Saved entries.
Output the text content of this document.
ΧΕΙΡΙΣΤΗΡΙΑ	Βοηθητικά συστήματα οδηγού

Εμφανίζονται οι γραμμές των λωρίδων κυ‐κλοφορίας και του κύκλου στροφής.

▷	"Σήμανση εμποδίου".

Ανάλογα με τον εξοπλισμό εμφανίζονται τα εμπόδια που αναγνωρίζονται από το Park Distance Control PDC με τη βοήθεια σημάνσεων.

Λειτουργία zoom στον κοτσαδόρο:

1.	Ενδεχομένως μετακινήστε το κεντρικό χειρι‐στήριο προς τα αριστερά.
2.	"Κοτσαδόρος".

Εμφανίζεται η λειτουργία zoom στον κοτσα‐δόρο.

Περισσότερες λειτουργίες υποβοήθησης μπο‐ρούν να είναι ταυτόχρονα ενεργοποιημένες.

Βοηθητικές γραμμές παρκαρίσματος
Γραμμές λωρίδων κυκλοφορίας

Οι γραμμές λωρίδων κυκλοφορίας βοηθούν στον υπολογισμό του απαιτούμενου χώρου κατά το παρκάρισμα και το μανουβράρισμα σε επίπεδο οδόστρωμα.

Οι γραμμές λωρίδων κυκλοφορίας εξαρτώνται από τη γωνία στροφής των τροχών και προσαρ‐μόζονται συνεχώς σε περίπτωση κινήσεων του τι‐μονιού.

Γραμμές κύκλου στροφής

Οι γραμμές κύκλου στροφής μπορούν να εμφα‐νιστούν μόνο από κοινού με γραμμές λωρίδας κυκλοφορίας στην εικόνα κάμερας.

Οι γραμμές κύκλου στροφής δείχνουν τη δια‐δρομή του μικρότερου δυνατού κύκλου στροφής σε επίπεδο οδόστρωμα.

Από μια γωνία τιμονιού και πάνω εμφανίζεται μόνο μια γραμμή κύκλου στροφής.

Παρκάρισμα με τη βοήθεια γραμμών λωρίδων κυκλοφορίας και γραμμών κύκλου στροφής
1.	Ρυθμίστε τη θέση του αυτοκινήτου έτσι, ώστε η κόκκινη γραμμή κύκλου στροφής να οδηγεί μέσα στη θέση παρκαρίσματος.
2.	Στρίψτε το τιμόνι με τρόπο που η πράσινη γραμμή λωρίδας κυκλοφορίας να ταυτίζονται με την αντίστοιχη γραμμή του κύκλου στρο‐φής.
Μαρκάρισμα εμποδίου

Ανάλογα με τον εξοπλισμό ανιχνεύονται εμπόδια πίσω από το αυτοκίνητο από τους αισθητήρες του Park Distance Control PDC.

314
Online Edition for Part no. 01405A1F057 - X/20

Challenge. Take the entries above and transcribe them exactly.

Exercise result.
Output the text content of this document.
ΧΕΙΡΙΣΤΗΡΙΑ	Βοηθητικά συστήματα οδηγού

Εμφανίζονται οι γραμμές των λωρίδων κυ‐κλοφορίας και του κύκλου στροφής.

▷	"Σήμανση εμποδίου".

Ανάλογα με τον εξοπλισμό εμφανίζονται τα εμπόδια που αναγνωρίζονται από το Park Distance Control PDC με τη βοήθεια σημάνσεων.

Λειτουργία zoom στον κοτσαδόρο:

1.	Ενδεχομένως μετακινήστε το κεντρικό χειρι‐στήριο προς τα αριστερά.
2.	"Κοτσαδόρος".

Εμφανίζεται η λειτουργία zoom στον κοτσα‐δόρο.

Περισσότερες λειτουργίες υποβοήθησης μπο‐ρούν να είναι ταυτόχρονα ενεργοποιημένες.

Βοηθητικές γραμμές παρκαρίσματος
Γραμμές λωρίδων κυκλοφορίας

Οι γραμμές λωρίδων κυκλοφορίας βοηθούν στον υπολογισμό του απαιτούμενου χώρου κατά το παρκάρισμα και το μανουβράρισμα σε επίπεδο οδόστρωμα.

Οι γραμμές λωρίδων κυκλοφορίας εξαρτώνται από τη γωνία στροφής των τροχών και προσαρ‐μόζονται συνεχώς σε περίπτωση κινήσεων του τι‐μονιού.

Γραμμές κύκλου στροφής

Οι γραμμές κύκλου στροφής μπορούν να εμφα‐νιστούν μόνο από κοινού με γραμμές λωρίδας κυκλοφορίας στην εικόνα κάμερας.

Οι γραμμές κύκλου στροφής δείχνουν τη δια‐δρομή του μικρότερου δυνατού κύκλου στροφής σε επίπεδο οδόστρωμα.

Από μια γωνία τιμονιού και πάνω εμφανίζεται μόνο μια γραμμή κύκλου στροφής.

Παρκάρισμα με τη βοήθεια γραμμών λωρίδων κυκλοφορίας και γραμμών κύκλου στροφής
1.	Ρυθμίστε τη θέση του αυτοκινήτου έτσι, ώστε η κόκκινη γραμμή κύκλου στροφής να οδηγεί μέσα στη θέση παρκαρίσματος.
2.	Στρίψτε το τιμόνι με τρόπο που η πράσινη γραμμή λωρίδας κυκλοφορίας να ταυτίζονται με την αντίστοιχη γραμμή του κύκλου στρο‐φής.
Μαρκάρισμα εμποδίου

Ανάλογα με τον εξοπλισμό ανιχνεύονται εμπόδια πίσω από το αυτοκίνητο από τους αισθητήρες του Park Distance Control PDC.

314
Online Edition for Part no. 01405A1F057 - X/20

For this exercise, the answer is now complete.